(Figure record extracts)
○ ○ ○ ○

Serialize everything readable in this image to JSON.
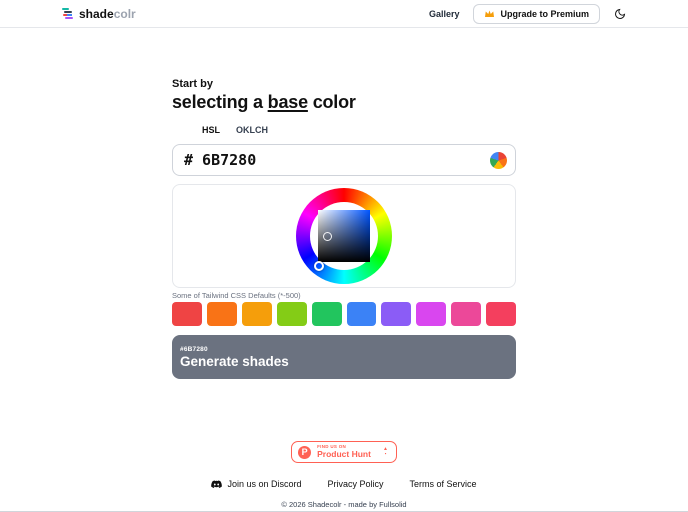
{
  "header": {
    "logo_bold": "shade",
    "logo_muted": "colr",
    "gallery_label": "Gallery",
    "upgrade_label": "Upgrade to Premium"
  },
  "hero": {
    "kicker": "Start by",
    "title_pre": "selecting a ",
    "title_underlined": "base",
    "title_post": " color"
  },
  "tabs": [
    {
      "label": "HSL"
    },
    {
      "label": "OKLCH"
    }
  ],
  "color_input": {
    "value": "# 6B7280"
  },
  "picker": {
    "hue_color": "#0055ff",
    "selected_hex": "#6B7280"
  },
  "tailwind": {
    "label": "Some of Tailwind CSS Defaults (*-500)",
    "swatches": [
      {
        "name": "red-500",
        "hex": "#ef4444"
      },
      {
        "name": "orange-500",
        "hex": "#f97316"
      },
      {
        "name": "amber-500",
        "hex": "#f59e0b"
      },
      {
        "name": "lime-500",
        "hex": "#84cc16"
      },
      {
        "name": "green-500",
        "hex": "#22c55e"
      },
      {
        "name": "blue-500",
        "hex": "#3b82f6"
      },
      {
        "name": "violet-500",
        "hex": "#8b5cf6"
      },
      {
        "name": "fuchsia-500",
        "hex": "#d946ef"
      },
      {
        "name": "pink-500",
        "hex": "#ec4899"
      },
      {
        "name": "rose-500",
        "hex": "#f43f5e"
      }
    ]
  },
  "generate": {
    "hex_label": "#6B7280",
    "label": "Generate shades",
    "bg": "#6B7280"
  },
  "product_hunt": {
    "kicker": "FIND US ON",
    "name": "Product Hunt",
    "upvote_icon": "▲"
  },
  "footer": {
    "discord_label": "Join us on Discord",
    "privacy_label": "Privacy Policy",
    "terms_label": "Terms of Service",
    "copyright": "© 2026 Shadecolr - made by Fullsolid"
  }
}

○ ○ ○ ○

| YOUR GOAL |
Make an exact copy of the records above, with the pictures left out.

| THE ANSWER |
Serialize everything readable in this image to JSON.
{
  "header": {
    "logo_bold": "shade",
    "logo_muted": "colr",
    "gallery_label": "Gallery",
    "upgrade_label": "Upgrade to Premium"
  },
  "hero": {
    "kicker": "Start by",
    "title_pre": "selecting a ",
    "title_underlined": "base",
    "title_post": " color"
  },
  "tabs": [
    {
      "label": "HSL"
    },
    {
      "label": "OKLCH"
    }
  ],
  "color_input": {
    "value": "# 6B7280"
  },
  "picker": {
    "hue_color": "#0055ff",
    "selected_hex": "#6B7280"
  },
  "tailwind": {
    "label": "Some of Tailwind CSS Defaults (*-500)",
    "swatches": [
      {
        "name": "red-500",
        "hex": "#ef4444"
      },
      {
        "name": "orange-500",
        "hex": "#f97316"
      },
      {
        "name": "amber-500",
        "hex": "#f59e0b"
      },
      {
        "name": "lime-500",
        "hex": "#84cc16"
      },
      {
        "name": "green-500",
        "hex": "#22c55e"
      },
      {
        "name": "blue-500",
        "hex": "#3b82f6"
      },
      {
        "name": "violet-500",
        "hex": "#8b5cf6"
      },
      {
        "name": "fuchsia-500",
        "hex": "#d946ef"
      },
      {
        "name": "pink-500",
        "hex": "#ec4899"
      },
      {
        "name": "rose-500",
        "hex": "#f43f5e"
      }
    ]
  },
  "generate": {
    "hex_label": "#6B7280",
    "label": "Generate shades",
    "bg": "#6B7280"
  },
  "product_hunt": {
    "kicker": "FIND US ON",
    "name": "Product Hunt",
    "upvote_icon": "▲"
  },
  "footer": {
    "discord_label": "Join us on Discord",
    "privacy_label": "Privacy Policy",
    "terms_label": "Terms of Service",
    "copyright": "© 2026 Shadecolr - made by Fullsolid"
  }
}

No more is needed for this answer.